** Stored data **

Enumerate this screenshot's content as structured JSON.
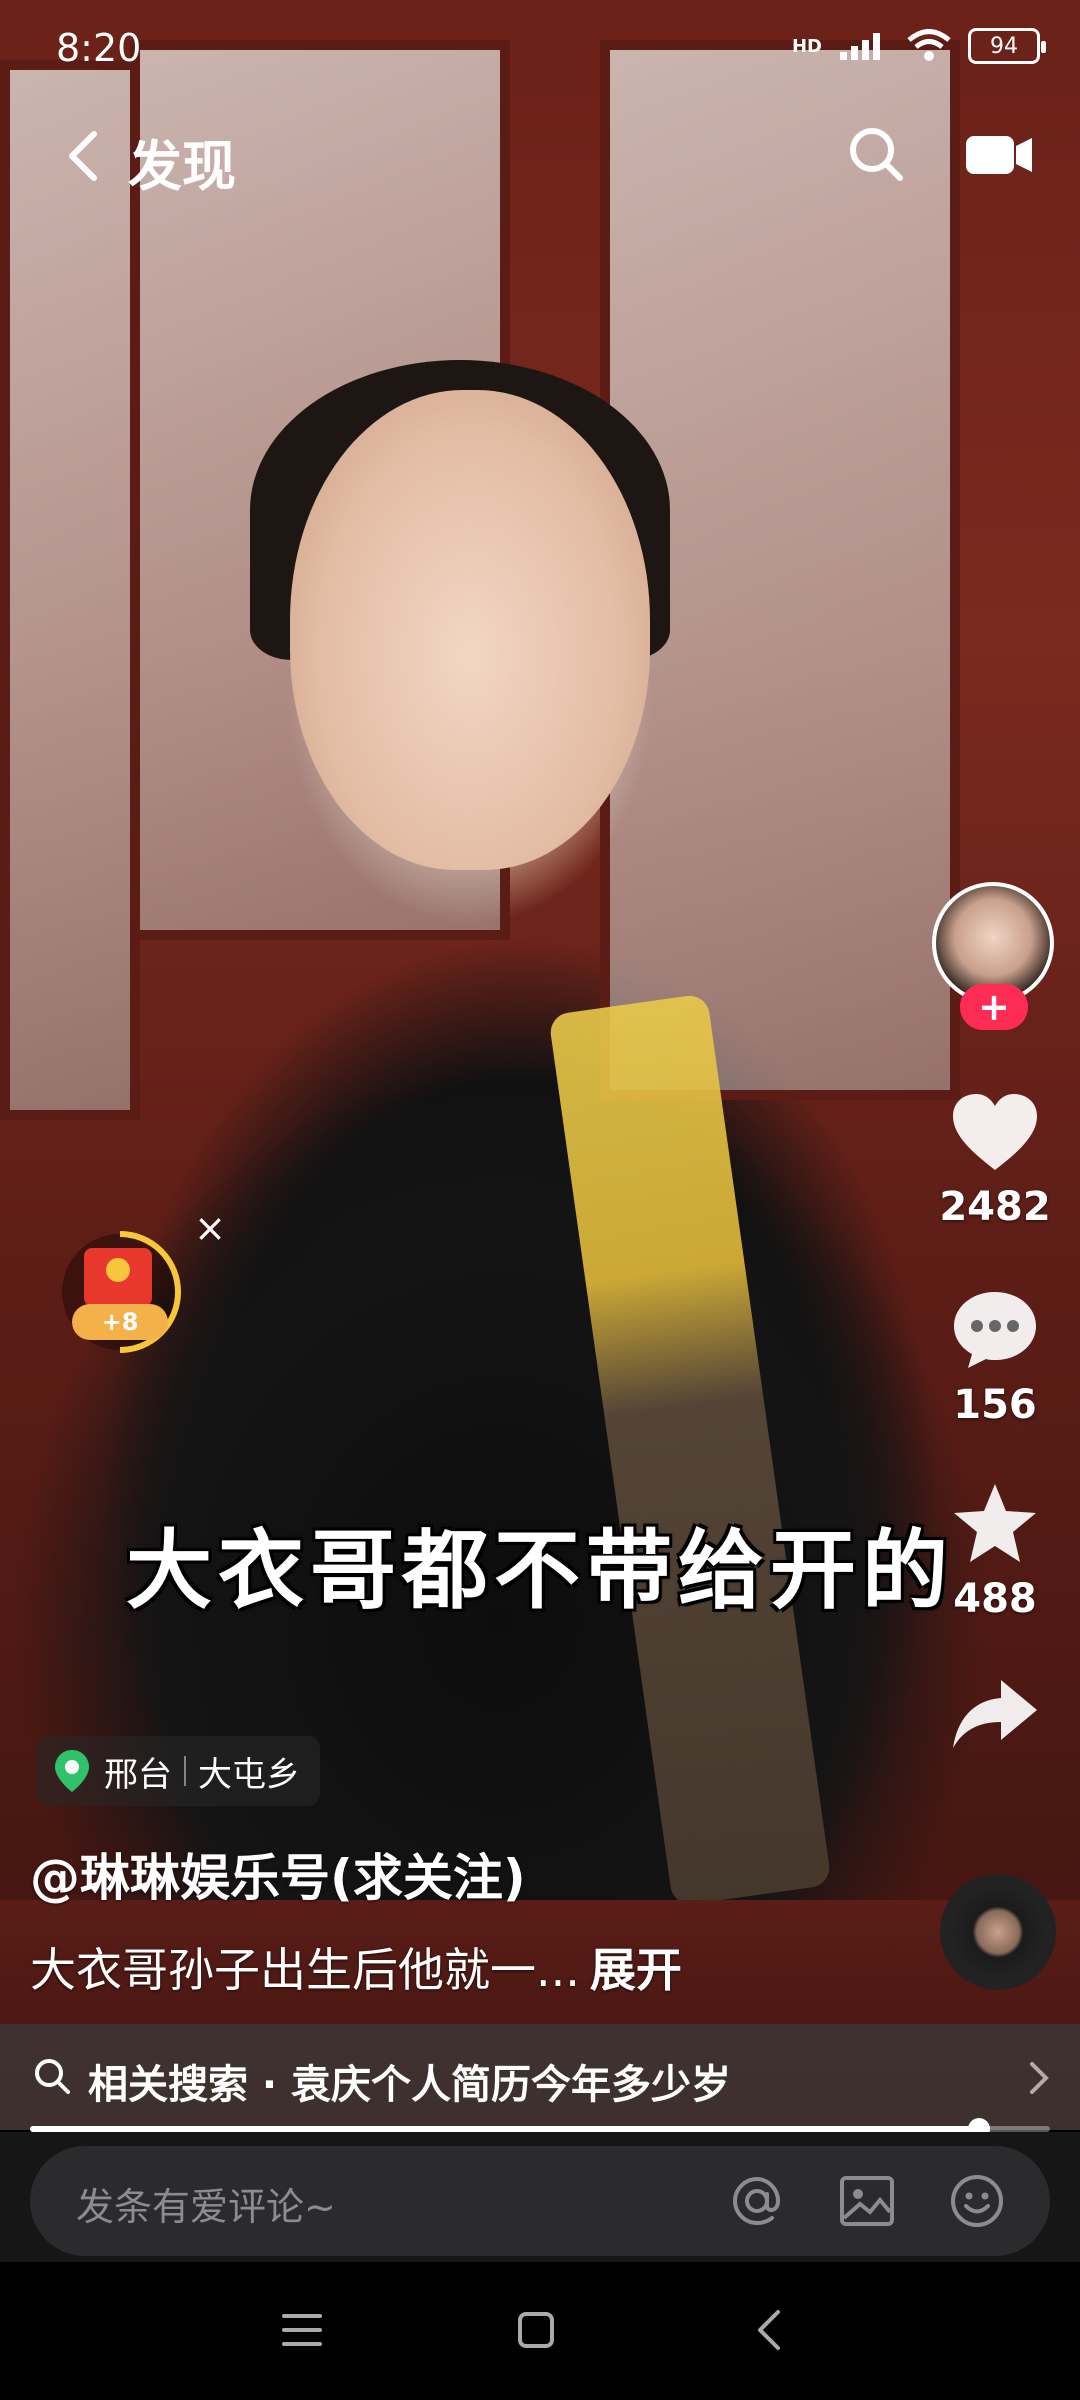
{
  "status_bar": {
    "time": "8:20",
    "network": "HD",
    "battery": "94"
  },
  "nav": {
    "title": "发现"
  },
  "rail": {
    "likes": "2482",
    "comments": "156",
    "favorites": "488",
    "follow_symbol": "+"
  },
  "packet": {
    "bonus": "+8",
    "close": "×"
  },
  "video": {
    "subtitle": "大衣哥都不带给开的"
  },
  "location": {
    "city": "邢台",
    "area": "大屯乡"
  },
  "author": "@琳琳娱乐号(求关注)",
  "description": {
    "text": "大衣哥孙子出生后他就一...",
    "expand": "展开"
  },
  "related": {
    "label": "相关搜索 · 袁庆个人简历今年多少岁"
  },
  "progress": {
    "played_fraction": 0.93
  },
  "comment": {
    "placeholder": "发条有爱评论~"
  },
  "colors": {
    "accent": "#fe2c55",
    "packet_ring": "#f7c63b"
  }
}
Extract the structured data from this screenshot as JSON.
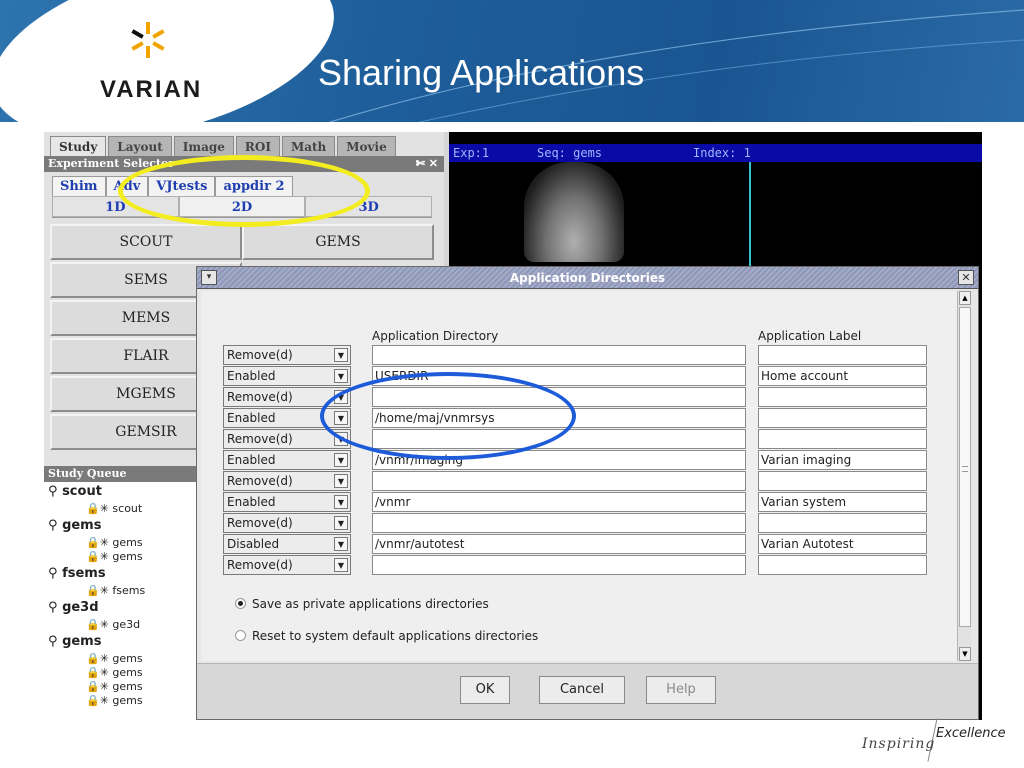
{
  "slide": {
    "title": "Sharing Applications",
    "logo_text": "VARIAN",
    "tagline_inspiring": "Inspiring",
    "tagline_excellence": "Excellence"
  },
  "colors": {
    "banner": "#1d5d99",
    "annotation_yellow": "#f3ec1e",
    "annotation_blue": "#1d5bd9",
    "dialog_title": "#9aa1c0"
  },
  "left_panel": {
    "top_tabs": [
      "Study",
      "Layout",
      "Image",
      "ROI",
      "Math",
      "Movie"
    ],
    "experiment_selector_title": "Experiment Selector",
    "experiment_selector_controls": "✄ ✕",
    "app_tabs": [
      "Shim",
      "Adv",
      "VJtests",
      "appdir 2"
    ],
    "dim_tabs": [
      "1D",
      "2D",
      "3D"
    ],
    "sequences": [
      "SCOUT",
      "GEMS",
      "SEMS",
      "MEMS",
      "FLAIR",
      "MGEMS",
      "GEMSIR"
    ],
    "study_queue_title": "Study Queue",
    "study_queue": [
      {
        "label": "scout",
        "children": [
          "scout"
        ]
      },
      {
        "label": "gems",
        "children": [
          "gems",
          "gems"
        ]
      },
      {
        "label": "fsems",
        "children": [
          "fsems"
        ]
      },
      {
        "label": "ge3d",
        "children": [
          "ge3d"
        ]
      },
      {
        "label": "gems",
        "children": [
          "gems",
          "gems",
          "gems",
          "gems"
        ]
      }
    ]
  },
  "image_panel": {
    "exp": "Exp:1",
    "seq": "Seq: gems",
    "index": "Index: 1"
  },
  "dialog": {
    "title": "Application Directories",
    "header_directory": "Application Directory",
    "header_label": "Application Label",
    "rows": [
      {
        "status": "Remove(d)",
        "directory": "",
        "label": ""
      },
      {
        "status": "Enabled",
        "directory": "USERDIR",
        "label": "Home account"
      },
      {
        "status": "Remove(d)",
        "directory": "",
        "label": ""
      },
      {
        "status": "Enabled",
        "directory": "/home/maj/vnmrsys",
        "label": ""
      },
      {
        "status": "Remove(d)",
        "directory": "",
        "label": ""
      },
      {
        "status": "Enabled",
        "directory": "/vnmr/imaging",
        "label": "Varian imaging"
      },
      {
        "status": "Remove(d)",
        "directory": "",
        "label": ""
      },
      {
        "status": "Enabled",
        "directory": "/vnmr",
        "label": "Varian system"
      },
      {
        "status": "Remove(d)",
        "directory": "",
        "label": ""
      },
      {
        "status": "Disabled",
        "directory": "/vnmr/autotest",
        "label": "Varian Autotest"
      },
      {
        "status": "Remove(d)",
        "directory": "",
        "label": ""
      }
    ],
    "radio_private": "Save as private applications directories",
    "radio_reset": "Reset to system default applications directories",
    "radio_selected": "private",
    "ok": "OK",
    "cancel": "Cancel",
    "help": "Help"
  }
}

** REQUEST **
Search the entries for the word "private" and gather every line where it appears.

** COMPLETED EXERCISE **
    "radio_private": "Save as private applications directories",
    "radio_selected": "private",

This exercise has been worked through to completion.